Repeat all of the material exactly as given.

[Figure collection entries]
□ □ □ □ □ □ □

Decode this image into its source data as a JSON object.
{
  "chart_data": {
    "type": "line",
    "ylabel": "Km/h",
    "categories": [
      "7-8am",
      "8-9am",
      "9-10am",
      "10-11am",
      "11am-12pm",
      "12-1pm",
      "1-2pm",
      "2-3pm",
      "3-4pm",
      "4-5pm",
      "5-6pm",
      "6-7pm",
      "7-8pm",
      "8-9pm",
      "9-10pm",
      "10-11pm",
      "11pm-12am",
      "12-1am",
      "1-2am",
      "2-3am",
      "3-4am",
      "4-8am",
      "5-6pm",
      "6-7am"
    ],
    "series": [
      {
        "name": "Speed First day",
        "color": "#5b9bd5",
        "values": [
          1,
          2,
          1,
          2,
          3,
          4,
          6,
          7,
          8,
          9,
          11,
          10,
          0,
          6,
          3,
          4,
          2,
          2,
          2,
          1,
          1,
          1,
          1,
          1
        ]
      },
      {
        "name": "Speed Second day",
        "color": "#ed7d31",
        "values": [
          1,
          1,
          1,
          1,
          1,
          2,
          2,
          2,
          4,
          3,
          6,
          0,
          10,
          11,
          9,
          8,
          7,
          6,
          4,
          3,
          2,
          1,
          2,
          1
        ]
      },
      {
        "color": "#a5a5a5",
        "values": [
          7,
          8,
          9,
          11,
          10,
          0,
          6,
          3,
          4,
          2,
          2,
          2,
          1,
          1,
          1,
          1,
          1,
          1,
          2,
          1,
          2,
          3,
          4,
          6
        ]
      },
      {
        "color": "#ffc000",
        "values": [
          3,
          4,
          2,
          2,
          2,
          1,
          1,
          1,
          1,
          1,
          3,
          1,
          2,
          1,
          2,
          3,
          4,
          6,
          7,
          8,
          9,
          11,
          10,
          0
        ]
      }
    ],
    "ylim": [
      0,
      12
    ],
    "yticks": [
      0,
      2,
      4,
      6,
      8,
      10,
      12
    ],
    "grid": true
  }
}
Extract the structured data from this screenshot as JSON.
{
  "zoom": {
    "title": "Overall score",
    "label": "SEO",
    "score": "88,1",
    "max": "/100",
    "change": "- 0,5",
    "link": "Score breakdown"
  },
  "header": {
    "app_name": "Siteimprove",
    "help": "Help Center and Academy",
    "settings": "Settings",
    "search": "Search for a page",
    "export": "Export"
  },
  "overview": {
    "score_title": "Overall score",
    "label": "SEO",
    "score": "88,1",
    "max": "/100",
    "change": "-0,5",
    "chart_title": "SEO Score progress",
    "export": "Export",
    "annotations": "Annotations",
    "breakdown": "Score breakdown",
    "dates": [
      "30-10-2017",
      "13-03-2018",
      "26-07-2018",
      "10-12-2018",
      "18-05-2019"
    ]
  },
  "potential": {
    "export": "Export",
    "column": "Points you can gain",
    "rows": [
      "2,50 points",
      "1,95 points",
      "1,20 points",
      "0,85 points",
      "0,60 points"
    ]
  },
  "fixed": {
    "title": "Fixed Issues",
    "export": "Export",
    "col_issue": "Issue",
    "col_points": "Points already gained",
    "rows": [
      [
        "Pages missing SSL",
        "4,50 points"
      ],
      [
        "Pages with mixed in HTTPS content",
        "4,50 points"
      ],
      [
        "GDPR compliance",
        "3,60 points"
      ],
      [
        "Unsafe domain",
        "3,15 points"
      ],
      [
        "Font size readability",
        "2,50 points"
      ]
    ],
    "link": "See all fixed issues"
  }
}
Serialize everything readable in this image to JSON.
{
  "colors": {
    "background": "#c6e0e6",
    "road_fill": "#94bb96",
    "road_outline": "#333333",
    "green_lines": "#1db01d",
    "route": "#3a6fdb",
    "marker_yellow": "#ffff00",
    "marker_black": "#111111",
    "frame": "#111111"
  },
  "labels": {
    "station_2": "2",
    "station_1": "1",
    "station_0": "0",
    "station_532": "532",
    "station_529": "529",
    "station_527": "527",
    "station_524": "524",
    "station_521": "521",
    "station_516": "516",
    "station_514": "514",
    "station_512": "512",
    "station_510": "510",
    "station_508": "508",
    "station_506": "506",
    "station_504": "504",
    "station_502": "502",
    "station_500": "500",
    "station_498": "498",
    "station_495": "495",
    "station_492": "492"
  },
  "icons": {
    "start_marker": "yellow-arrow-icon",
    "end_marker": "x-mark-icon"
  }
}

□ □ □ □ □ □ □

FINISHED TASK =>
Decode this image into its source data as a JSON object.
{
  "chart_data": {
    "type": "line",
    "ylabel": "Km/h",
    "categories": [
      "7-8am",
      "8-9am",
      "9-10am",
      "10-11am",
      "11am-12pm",
      "12-1pm",
      "1-2pm",
      "2-3pm",
      "3-4pm",
      "4-5pm",
      "5-6pm",
      "6-7pm",
      "7-8pm",
      "8-9pm",
      "9-10pm",
      "10-11pm",
      "11pm-12am",
      "12-1am",
      "1-2am",
      "2-3am",
      "3-4am",
      "4-8am",
      "5-6pm",
      "6-7am"
    ],
    "series": [
      {
        "name": "Speed First day",
        "color": "#5b9bd5",
        "values": [
          1,
          2,
          1,
          2,
          3,
          4,
          6,
          7,
          8,
          9,
          11,
          10,
          0,
          6,
          3,
          4,
          2,
          2,
          2,
          1,
          1,
          1,
          1,
          1
        ]
      },
      {
        "name": "Speed Second day",
        "color": "#ed7d31",
        "values": [
          1,
          1,
          1,
          1,
          1,
          2,
          2,
          2,
          4,
          3,
          6,
          0,
          10,
          11,
          9,
          8,
          7,
          6,
          4,
          3,
          2,
          1,
          2,
          1
        ]
      },
      {
        "color": "#a5a5a5",
        "values": [
          7,
          8,
          9,
          11,
          10,
          0,
          6,
          3,
          4,
          2,
          2,
          2,
          1,
          1,
          1,
          1,
          1,
          1,
          2,
          1,
          2,
          3,
          4,
          6
        ]
      },
      {
        "color": "#ffc000",
        "values": [
          3,
          4,
          2,
          2,
          2,
          1,
          1,
          1,
          1,
          1,
          3,
          1,
          2,
          1,
          2,
          3,
          4,
          6,
          7,
          8,
          9,
          11,
          10,
          0
        ]
      }
    ],
    "ylim": [
      0,
      12
    ],
    "yticks": [
      0,
      2,
      4,
      6,
      8,
      10,
      12
    ],
    "grid": true
  }
}
Extract the structured data from this screenshot as JSON.
{
  "zoom": {
    "title": "Overall score",
    "label": "SEO",
    "score": "88,1",
    "max": "/100",
    "change": "- 0,5",
    "link": "Score breakdown"
  },
  "header": {
    "app_name": "Siteimprove",
    "help": "Help Center and Academy",
    "settings": "Settings",
    "search": "Search for a page",
    "export": "Export"
  },
  "overview": {
    "score_title": "Overall score",
    "label": "SEO",
    "score": "88,1",
    "max": "/100",
    "change": "-0,5",
    "chart_title": "SEO Score progress",
    "export": "Export",
    "annotations": "Annotations",
    "breakdown": "Score breakdown",
    "dates": [
      "30-10-2017",
      "13-03-2018",
      "26-07-2018",
      "10-12-2018",
      "18-05-2019"
    ]
  },
  "potential": {
    "export": "Export",
    "column": "Points you can gain",
    "rows": [
      "2,50 points",
      "1,95 points",
      "1,20 points",
      "0,85 points",
      "0,60 points"
    ]
  },
  "fixed": {
    "title": "Fixed Issues",
    "export": "Export",
    "col_issue": "Issue",
    "col_points": "Points already gained",
    "rows": [
      [
        "Pages missing SSL",
        "4,50 points"
      ],
      [
        "Pages with mixed in HTTPS content",
        "4,50 points"
      ],
      [
        "GDPR compliance",
        "3,60 points"
      ],
      [
        "Unsafe domain",
        "3,15 points"
      ],
      [
        "Font size readability",
        "2,50 points"
      ]
    ],
    "link": "See all fixed issues"
  }
}
Serialize everything readable in this image to JSON.
{
  "colors": {
    "background": "#c6e0e6",
    "road_fill": "#94bb96",
    "road_outline": "#333333",
    "green_lines": "#1db01d",
    "route": "#3a6fdb",
    "marker_yellow": "#ffff00",
    "marker_black": "#111111",
    "frame": "#111111"
  },
  "labels": {
    "station_2": "2",
    "station_1": "1",
    "station_0": "0",
    "station_532": "532",
    "station_529": "529",
    "station_527": "527",
    "station_524": "524",
    "station_521": "521",
    "station_516": "516",
    "station_514": "514",
    "station_512": "512",
    "station_510": "510",
    "station_508": "508",
    "station_506": "506",
    "station_504": "504",
    "station_502": "502",
    "station_500": "500",
    "station_498": "498",
    "station_495": "495",
    "station_492": "492"
  },
  "icons": {
    "start_marker": "yellow-arrow-icon",
    "end_marker": "x-mark-icon"
  }
}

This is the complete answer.